Goal:
Answer with a single number: the count of lines that hold "screenshot".

Input:
◇ ◇ ◇ ◇ ◇
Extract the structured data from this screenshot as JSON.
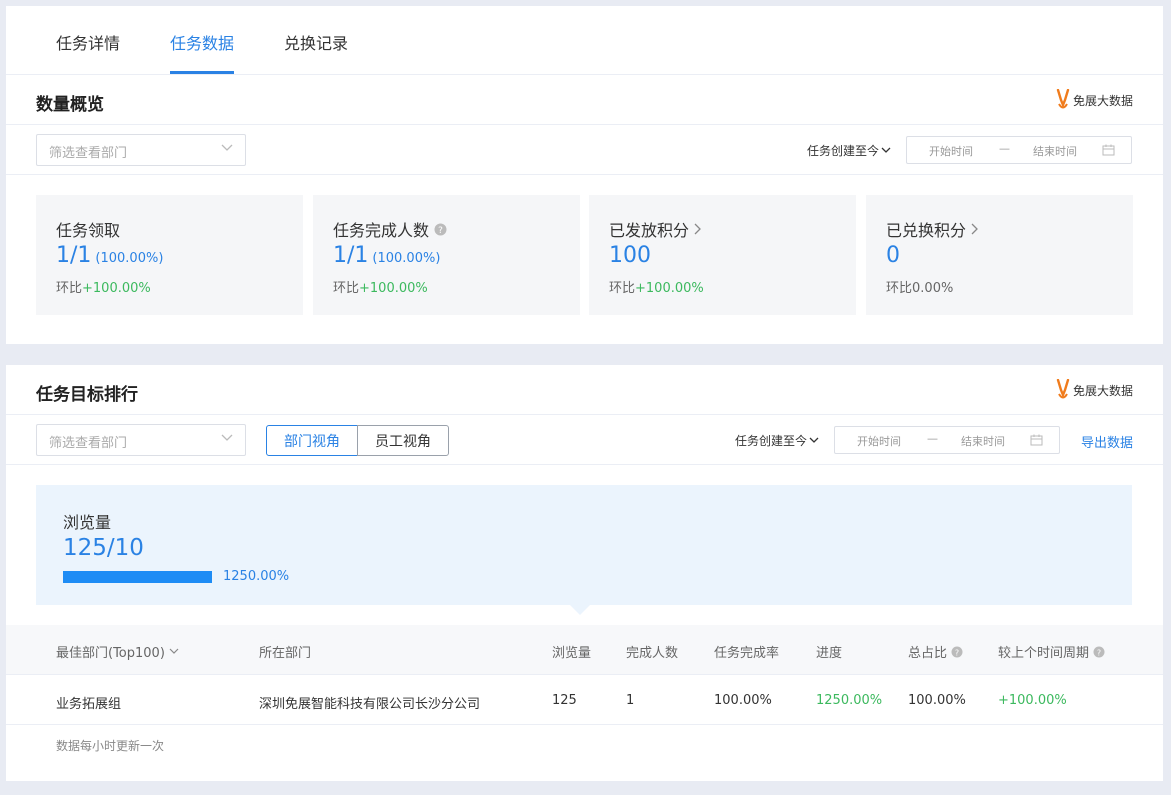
{
  "tabs": [
    {
      "label": "任务详情",
      "active": false
    },
    {
      "label": "任务数据",
      "active": true
    },
    {
      "label": "兑换记录",
      "active": false
    }
  ],
  "brand": {
    "name": "免展大数据",
    "color": "#f07c1d"
  },
  "colors": {
    "accent": "#2a82e4",
    "positive": "#3cb95e"
  },
  "overview": {
    "title": "数量概览",
    "filter_placeholder": "筛选查看部门",
    "range_label": "任务创建至今",
    "start_placeholder": "开始时间",
    "separator": "—",
    "end_placeholder": "结束时间",
    "cards": [
      {
        "label": "任务领取",
        "value": "1/1",
        "pct": "(100.00%)",
        "compare_prefix": "环比",
        "compare_value": "+100.00%",
        "icon": ""
      },
      {
        "label": "任务完成人数",
        "value": "1/1",
        "pct": "(100.00%)",
        "compare_prefix": "环比",
        "compare_value": "+100.00%",
        "icon": "help-icon"
      },
      {
        "label": "已发放积分",
        "value": "100",
        "pct": "",
        "compare_prefix": "环比",
        "compare_value": "+100.00%",
        "icon": "chevron-right-icon"
      },
      {
        "label": "已兑换积分",
        "value": "0",
        "pct": "",
        "compare_prefix": "环比",
        "compare_value": "0.00%",
        "icon": "chevron-right-icon"
      }
    ]
  },
  "ranking": {
    "title": "任务目标排行",
    "filter_placeholder": "筛选查看部门",
    "view_department": "部门视角",
    "view_employee": "员工视角",
    "range_label": "任务创建至今",
    "start_placeholder": "开始时间",
    "separator": "—",
    "end_placeholder": "结束时间",
    "export_label": "导出数据",
    "metric": {
      "label": "浏览量",
      "value": "125/10",
      "pct": "1250.00%",
      "fraction": 1.0
    },
    "columns": [
      "最佳部门(Top100)",
      "所在部门",
      "浏览量",
      "完成人数",
      "任务完成率",
      "进度",
      "总占比",
      "较上个时间周期"
    ],
    "rows": [
      {
        "best_dept": "业务拓展组",
        "dept": "深圳免展智能科技有限公司长沙分公司",
        "views": "125",
        "completed": "1",
        "rate": "100.00%",
        "progress": "1250.00%",
        "share": "100.00%",
        "change": "+100.00%"
      }
    ],
    "footnote": "数据每小时更新一次"
  }
}
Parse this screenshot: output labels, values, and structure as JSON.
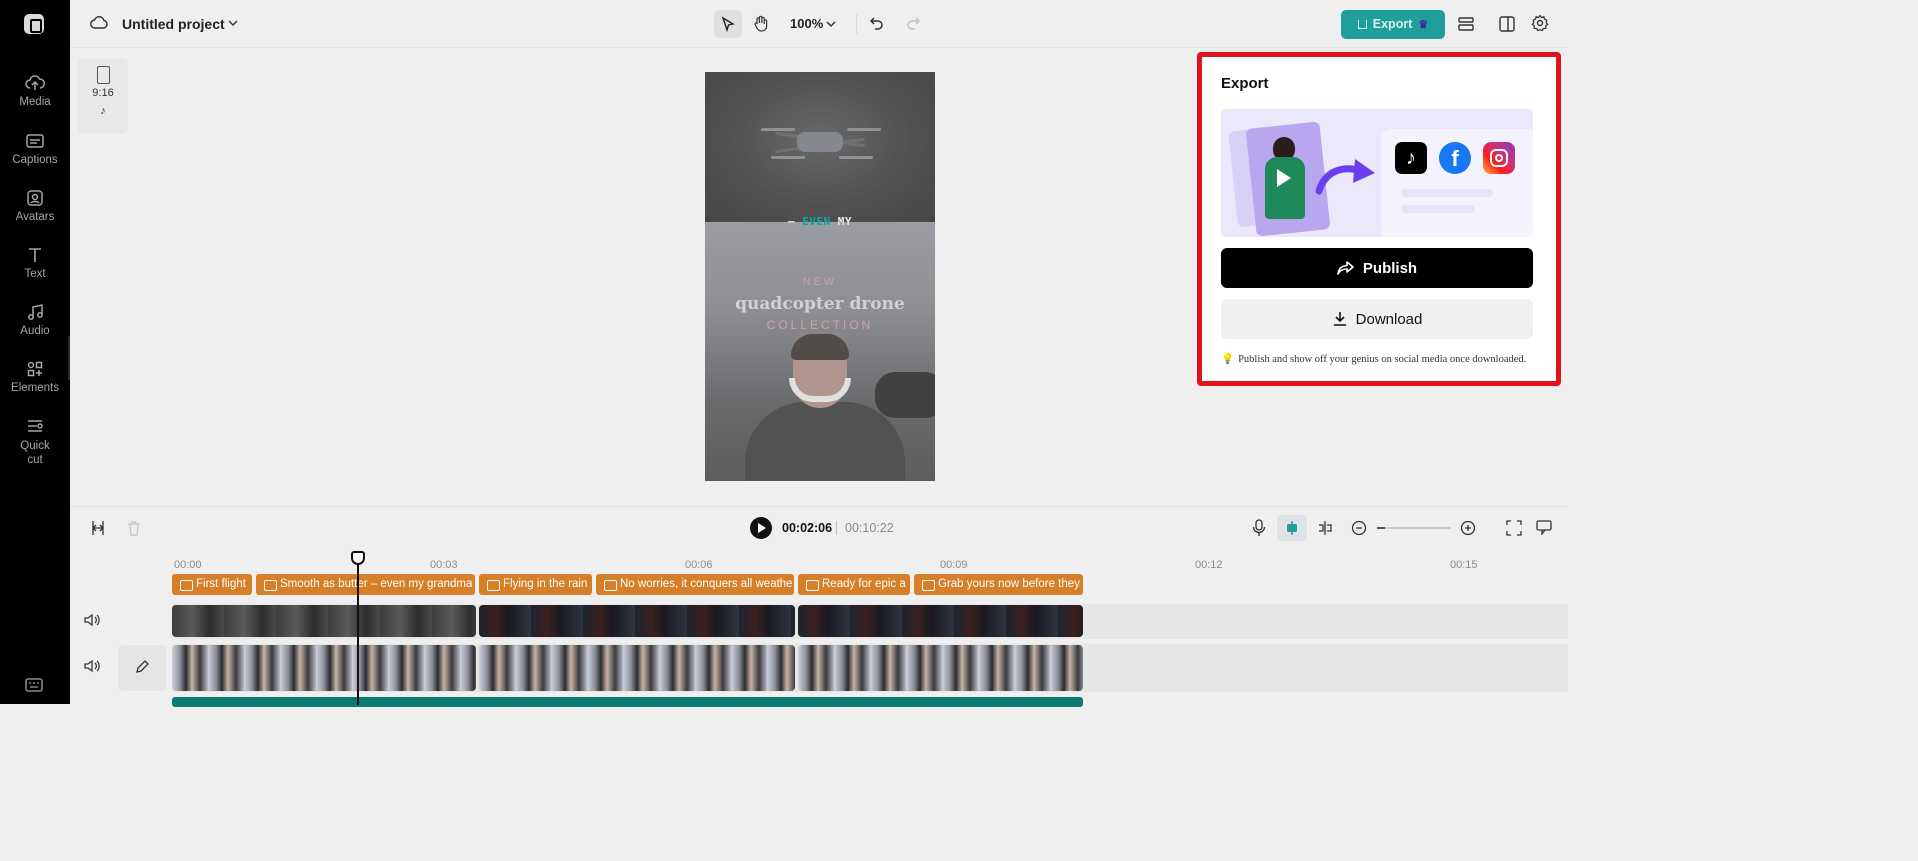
◇ ◇ ◇ ◇ ◇
Solution:
2